» **REQUIREMENT**:
Copy the passage on 3D printer filaments starting with "Just like a" and going on through "the medical sector.", but rename every "cartridges" to "containers".

» **EXCERPTED TEXT**:
———
Just like a standard paper printer, 3D printers need cartridges of material to operate. In the case of fused deposition modelling 3D (also known as 3D FDM), the machines on the market use plastic filaments sold on reels or in closed cartridges.
FDM printing filaments are part of the “thermoplastic” family: they become soft and malleable when they are heated and go hard when they cool.
The most common filaments on the market are ABS and PLA.
ABS (acrylonitrile butadiene styrene) is one of the most widely used plastics in the world. It is the plastic used for Lego bricks, and is also prevalent in the automotive industry, domestic appliances, and even the medical sector.
ABS is printed at a temperature of approximately 230°C, but it requires a 3D printer with a heated platform because it tends to retract. ABS is a hard-wearing and slightly flexible plastic, which is why it is preferred to PLA for making mechanical parts.
———
» **Document layout detection data**:
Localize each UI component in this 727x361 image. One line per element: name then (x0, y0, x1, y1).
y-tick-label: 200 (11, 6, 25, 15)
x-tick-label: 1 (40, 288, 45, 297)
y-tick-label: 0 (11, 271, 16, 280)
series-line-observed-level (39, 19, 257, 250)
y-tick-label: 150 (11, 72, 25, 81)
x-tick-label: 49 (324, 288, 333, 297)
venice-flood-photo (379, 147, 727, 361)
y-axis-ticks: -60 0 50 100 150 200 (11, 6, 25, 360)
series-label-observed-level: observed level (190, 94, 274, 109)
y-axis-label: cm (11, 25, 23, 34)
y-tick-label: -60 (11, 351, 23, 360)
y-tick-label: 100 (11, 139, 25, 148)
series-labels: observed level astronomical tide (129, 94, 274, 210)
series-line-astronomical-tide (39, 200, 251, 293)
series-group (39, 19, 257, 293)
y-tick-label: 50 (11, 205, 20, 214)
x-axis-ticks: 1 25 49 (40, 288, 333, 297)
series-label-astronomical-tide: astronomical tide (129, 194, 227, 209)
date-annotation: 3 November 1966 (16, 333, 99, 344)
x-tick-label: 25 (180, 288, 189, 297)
———
» **RESPONSE BOX**:
Just like a standard paper printer, 3D printers need containers of material to operate. In the case of fused deposition modelling 3D (also known as 3D FDM), the machines on the market use plastic filaments sold on reels or in closed containers.
FDM printing filaments are part of the “thermoplastic” family: they become soft and malleable when they are heated and go hard when they cool.
The most common filaments on the market are ABS and PLA.
ABS (acrylonitrile butadiene styrene) is one of the most widely used plastics in the world. It is the plastic used for Lego bricks, and is also prevalent in the automotive industry, domestic appliances, and even the medical sector.